■ **REQUIREMENTS**: Exclude images, then output the remaining data verbatim.

■ **DATASET RECORDS**:
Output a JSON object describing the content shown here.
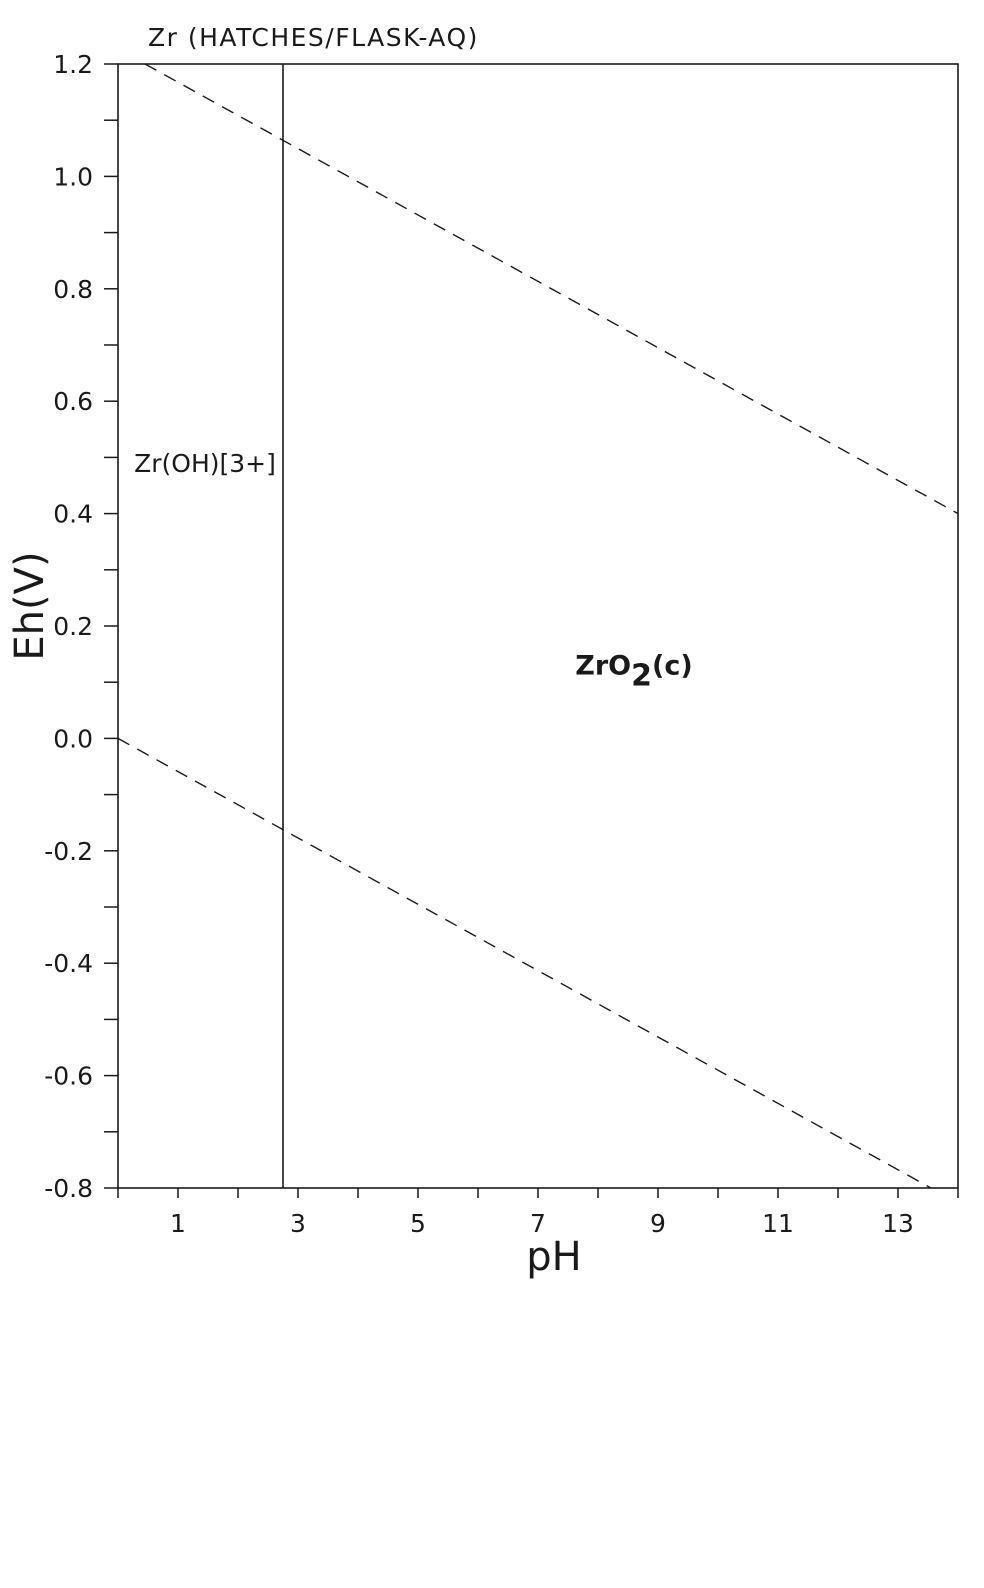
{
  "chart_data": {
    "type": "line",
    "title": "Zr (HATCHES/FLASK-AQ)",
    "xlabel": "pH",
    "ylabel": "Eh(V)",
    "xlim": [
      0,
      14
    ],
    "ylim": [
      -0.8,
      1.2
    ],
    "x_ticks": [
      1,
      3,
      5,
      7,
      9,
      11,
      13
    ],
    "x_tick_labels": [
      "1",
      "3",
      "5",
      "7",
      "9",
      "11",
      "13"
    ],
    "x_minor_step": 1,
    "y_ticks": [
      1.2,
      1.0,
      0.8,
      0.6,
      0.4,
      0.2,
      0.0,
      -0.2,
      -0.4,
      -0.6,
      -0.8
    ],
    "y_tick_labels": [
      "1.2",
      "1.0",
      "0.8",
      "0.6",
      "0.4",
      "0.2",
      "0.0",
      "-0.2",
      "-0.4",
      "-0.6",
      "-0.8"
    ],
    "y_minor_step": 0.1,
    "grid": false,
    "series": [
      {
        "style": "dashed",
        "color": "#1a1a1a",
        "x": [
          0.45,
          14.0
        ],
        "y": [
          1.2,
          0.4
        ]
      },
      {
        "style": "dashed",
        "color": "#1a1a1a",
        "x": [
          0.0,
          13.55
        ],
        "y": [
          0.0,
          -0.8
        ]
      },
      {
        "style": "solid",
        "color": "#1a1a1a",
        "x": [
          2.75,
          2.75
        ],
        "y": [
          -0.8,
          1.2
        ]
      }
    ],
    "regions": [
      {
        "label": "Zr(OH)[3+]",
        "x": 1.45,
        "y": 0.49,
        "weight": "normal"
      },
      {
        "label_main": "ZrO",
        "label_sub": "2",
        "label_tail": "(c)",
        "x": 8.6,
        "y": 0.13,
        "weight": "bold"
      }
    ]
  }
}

■ **WRITTEN SOLUTION**:
Output a JSON object describing the content shown here.
{
  "chart_data": {
    "type": "line",
    "title": "Zr (HATCHES/FLASK-AQ)",
    "xlabel": "pH",
    "ylabel": "Eh(V)",
    "xlim": [
      0,
      14
    ],
    "ylim": [
      -0.8,
      1.2
    ],
    "x_ticks": [
      1,
      3,
      5,
      7,
      9,
      11,
      13
    ],
    "x_tick_labels": [
      "1",
      "3",
      "5",
      "7",
      "9",
      "11",
      "13"
    ],
    "x_minor_step": 1,
    "y_ticks": [
      1.2,
      1.0,
      0.8,
      0.6,
      0.4,
      0.2,
      0.0,
      -0.2,
      -0.4,
      -0.6,
      -0.8
    ],
    "y_tick_labels": [
      "1.2",
      "1.0",
      "0.8",
      "0.6",
      "0.4",
      "0.2",
      "0.0",
      "-0.2",
      "-0.4",
      "-0.6",
      "-0.8"
    ],
    "y_minor_step": 0.1,
    "grid": false,
    "series": [
      {
        "style": "dashed",
        "color": "#1a1a1a",
        "x": [
          0.45,
          14.0
        ],
        "y": [
          1.2,
          0.4
        ]
      },
      {
        "style": "dashed",
        "color": "#1a1a1a",
        "x": [
          0.0,
          13.55
        ],
        "y": [
          0.0,
          -0.8
        ]
      },
      {
        "style": "solid",
        "color": "#1a1a1a",
        "x": [
          2.75,
          2.75
        ],
        "y": [
          -0.8,
          1.2
        ]
      }
    ],
    "regions": [
      {
        "label": "Zr(OH)[3+]",
        "x": 1.45,
        "y": 0.49,
        "weight": "normal"
      },
      {
        "label_main": "ZrO",
        "label_sub": "2",
        "label_tail": "(c)",
        "x": 8.6,
        "y": 0.13,
        "weight": "bold"
      }
    ]
  }
}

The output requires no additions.